+++ Stored data

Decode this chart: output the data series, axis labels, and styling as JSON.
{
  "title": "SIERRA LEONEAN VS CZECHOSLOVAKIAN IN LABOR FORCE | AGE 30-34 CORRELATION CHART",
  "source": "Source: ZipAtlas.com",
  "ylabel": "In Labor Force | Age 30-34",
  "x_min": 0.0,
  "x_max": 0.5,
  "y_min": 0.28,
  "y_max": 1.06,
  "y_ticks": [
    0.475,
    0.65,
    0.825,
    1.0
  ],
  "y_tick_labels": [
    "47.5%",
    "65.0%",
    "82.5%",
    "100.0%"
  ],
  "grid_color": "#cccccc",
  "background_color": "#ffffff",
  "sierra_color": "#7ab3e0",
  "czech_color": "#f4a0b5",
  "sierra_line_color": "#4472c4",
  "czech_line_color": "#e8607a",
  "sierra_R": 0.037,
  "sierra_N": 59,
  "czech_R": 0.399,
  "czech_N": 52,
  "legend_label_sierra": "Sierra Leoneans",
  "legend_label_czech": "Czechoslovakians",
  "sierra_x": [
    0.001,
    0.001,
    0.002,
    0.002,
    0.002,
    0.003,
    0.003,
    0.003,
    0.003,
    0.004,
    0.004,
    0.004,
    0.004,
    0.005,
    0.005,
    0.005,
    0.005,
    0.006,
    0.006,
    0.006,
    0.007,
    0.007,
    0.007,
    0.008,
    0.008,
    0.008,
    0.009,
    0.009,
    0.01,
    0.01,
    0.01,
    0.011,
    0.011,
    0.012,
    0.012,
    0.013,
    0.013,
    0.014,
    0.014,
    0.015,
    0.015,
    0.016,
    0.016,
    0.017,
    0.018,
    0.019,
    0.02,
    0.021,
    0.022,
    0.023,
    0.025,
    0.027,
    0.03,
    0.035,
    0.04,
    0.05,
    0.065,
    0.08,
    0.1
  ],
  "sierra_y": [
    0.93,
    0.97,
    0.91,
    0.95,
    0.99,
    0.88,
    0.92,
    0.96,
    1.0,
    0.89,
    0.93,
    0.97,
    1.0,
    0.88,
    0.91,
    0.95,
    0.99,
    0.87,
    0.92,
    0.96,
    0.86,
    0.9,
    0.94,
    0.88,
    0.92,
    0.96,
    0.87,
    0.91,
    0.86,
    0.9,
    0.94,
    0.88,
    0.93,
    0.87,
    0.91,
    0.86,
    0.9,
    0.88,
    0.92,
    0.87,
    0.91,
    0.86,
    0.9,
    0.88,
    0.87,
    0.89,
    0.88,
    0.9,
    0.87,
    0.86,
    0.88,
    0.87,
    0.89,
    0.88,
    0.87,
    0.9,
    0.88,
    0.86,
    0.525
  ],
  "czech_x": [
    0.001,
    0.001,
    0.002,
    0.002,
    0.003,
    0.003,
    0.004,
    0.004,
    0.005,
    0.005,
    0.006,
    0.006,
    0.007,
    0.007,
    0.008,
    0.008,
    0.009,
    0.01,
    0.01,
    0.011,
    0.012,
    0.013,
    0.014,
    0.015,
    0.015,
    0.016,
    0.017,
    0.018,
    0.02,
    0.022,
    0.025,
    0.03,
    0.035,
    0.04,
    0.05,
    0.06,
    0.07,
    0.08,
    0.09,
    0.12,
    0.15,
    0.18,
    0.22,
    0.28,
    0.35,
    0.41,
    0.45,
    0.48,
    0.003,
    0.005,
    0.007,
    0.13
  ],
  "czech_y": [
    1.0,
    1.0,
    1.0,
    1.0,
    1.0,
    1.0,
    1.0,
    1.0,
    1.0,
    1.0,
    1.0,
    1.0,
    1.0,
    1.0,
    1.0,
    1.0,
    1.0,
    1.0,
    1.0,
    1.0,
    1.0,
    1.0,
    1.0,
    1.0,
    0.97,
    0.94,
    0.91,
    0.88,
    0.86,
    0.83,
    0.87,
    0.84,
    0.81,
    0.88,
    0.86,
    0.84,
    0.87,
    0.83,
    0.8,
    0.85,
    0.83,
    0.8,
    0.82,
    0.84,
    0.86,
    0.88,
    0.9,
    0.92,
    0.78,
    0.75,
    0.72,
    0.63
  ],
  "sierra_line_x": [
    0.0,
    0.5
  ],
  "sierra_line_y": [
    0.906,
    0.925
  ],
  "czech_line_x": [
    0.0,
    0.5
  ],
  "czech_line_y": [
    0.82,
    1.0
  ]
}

++++++

→ Brief
Output the records exactly, including every line.

→ Reply
Decode this chart: output the data series, axis labels, and styling as JSON.
{
  "title": "SIERRA LEONEAN VS CZECHOSLOVAKIAN IN LABOR FORCE | AGE 30-34 CORRELATION CHART",
  "source": "Source: ZipAtlas.com",
  "ylabel": "In Labor Force | Age 30-34",
  "x_min": 0.0,
  "x_max": 0.5,
  "y_min": 0.28,
  "y_max": 1.06,
  "y_ticks": [
    0.475,
    0.65,
    0.825,
    1.0
  ],
  "y_tick_labels": [
    "47.5%",
    "65.0%",
    "82.5%",
    "100.0%"
  ],
  "grid_color": "#cccccc",
  "background_color": "#ffffff",
  "sierra_color": "#7ab3e0",
  "czech_color": "#f4a0b5",
  "sierra_line_color": "#4472c4",
  "czech_line_color": "#e8607a",
  "sierra_R": 0.037,
  "sierra_N": 59,
  "czech_R": 0.399,
  "czech_N": 52,
  "legend_label_sierra": "Sierra Leoneans",
  "legend_label_czech": "Czechoslovakians",
  "sierra_x": [
    0.001,
    0.001,
    0.002,
    0.002,
    0.002,
    0.003,
    0.003,
    0.003,
    0.003,
    0.004,
    0.004,
    0.004,
    0.004,
    0.005,
    0.005,
    0.005,
    0.005,
    0.006,
    0.006,
    0.006,
    0.007,
    0.007,
    0.007,
    0.008,
    0.008,
    0.008,
    0.009,
    0.009,
    0.01,
    0.01,
    0.01,
    0.011,
    0.011,
    0.012,
    0.012,
    0.013,
    0.013,
    0.014,
    0.014,
    0.015,
    0.015,
    0.016,
    0.016,
    0.017,
    0.018,
    0.019,
    0.02,
    0.021,
    0.022,
    0.023,
    0.025,
    0.027,
    0.03,
    0.035,
    0.04,
    0.05,
    0.065,
    0.08,
    0.1
  ],
  "sierra_y": [
    0.93,
    0.97,
    0.91,
    0.95,
    0.99,
    0.88,
    0.92,
    0.96,
    1.0,
    0.89,
    0.93,
    0.97,
    1.0,
    0.88,
    0.91,
    0.95,
    0.99,
    0.87,
    0.92,
    0.96,
    0.86,
    0.9,
    0.94,
    0.88,
    0.92,
    0.96,
    0.87,
    0.91,
    0.86,
    0.9,
    0.94,
    0.88,
    0.93,
    0.87,
    0.91,
    0.86,
    0.9,
    0.88,
    0.92,
    0.87,
    0.91,
    0.86,
    0.9,
    0.88,
    0.87,
    0.89,
    0.88,
    0.9,
    0.87,
    0.86,
    0.88,
    0.87,
    0.89,
    0.88,
    0.87,
    0.9,
    0.88,
    0.86,
    0.525
  ],
  "czech_x": [
    0.001,
    0.001,
    0.002,
    0.002,
    0.003,
    0.003,
    0.004,
    0.004,
    0.005,
    0.005,
    0.006,
    0.006,
    0.007,
    0.007,
    0.008,
    0.008,
    0.009,
    0.01,
    0.01,
    0.011,
    0.012,
    0.013,
    0.014,
    0.015,
    0.015,
    0.016,
    0.017,
    0.018,
    0.02,
    0.022,
    0.025,
    0.03,
    0.035,
    0.04,
    0.05,
    0.06,
    0.07,
    0.08,
    0.09,
    0.12,
    0.15,
    0.18,
    0.22,
    0.28,
    0.35,
    0.41,
    0.45,
    0.48,
    0.003,
    0.005,
    0.007,
    0.13
  ],
  "czech_y": [
    1.0,
    1.0,
    1.0,
    1.0,
    1.0,
    1.0,
    1.0,
    1.0,
    1.0,
    1.0,
    1.0,
    1.0,
    1.0,
    1.0,
    1.0,
    1.0,
    1.0,
    1.0,
    1.0,
    1.0,
    1.0,
    1.0,
    1.0,
    1.0,
    0.97,
    0.94,
    0.91,
    0.88,
    0.86,
    0.83,
    0.87,
    0.84,
    0.81,
    0.88,
    0.86,
    0.84,
    0.87,
    0.83,
    0.8,
    0.85,
    0.83,
    0.8,
    0.82,
    0.84,
    0.86,
    0.88,
    0.9,
    0.92,
    0.78,
    0.75,
    0.72,
    0.63
  ],
  "sierra_line_x": [
    0.0,
    0.5
  ],
  "sierra_line_y": [
    0.906,
    0.925
  ],
  "czech_line_x": [
    0.0,
    0.5
  ],
  "czech_line_y": [
    0.82,
    1.0
  ]
}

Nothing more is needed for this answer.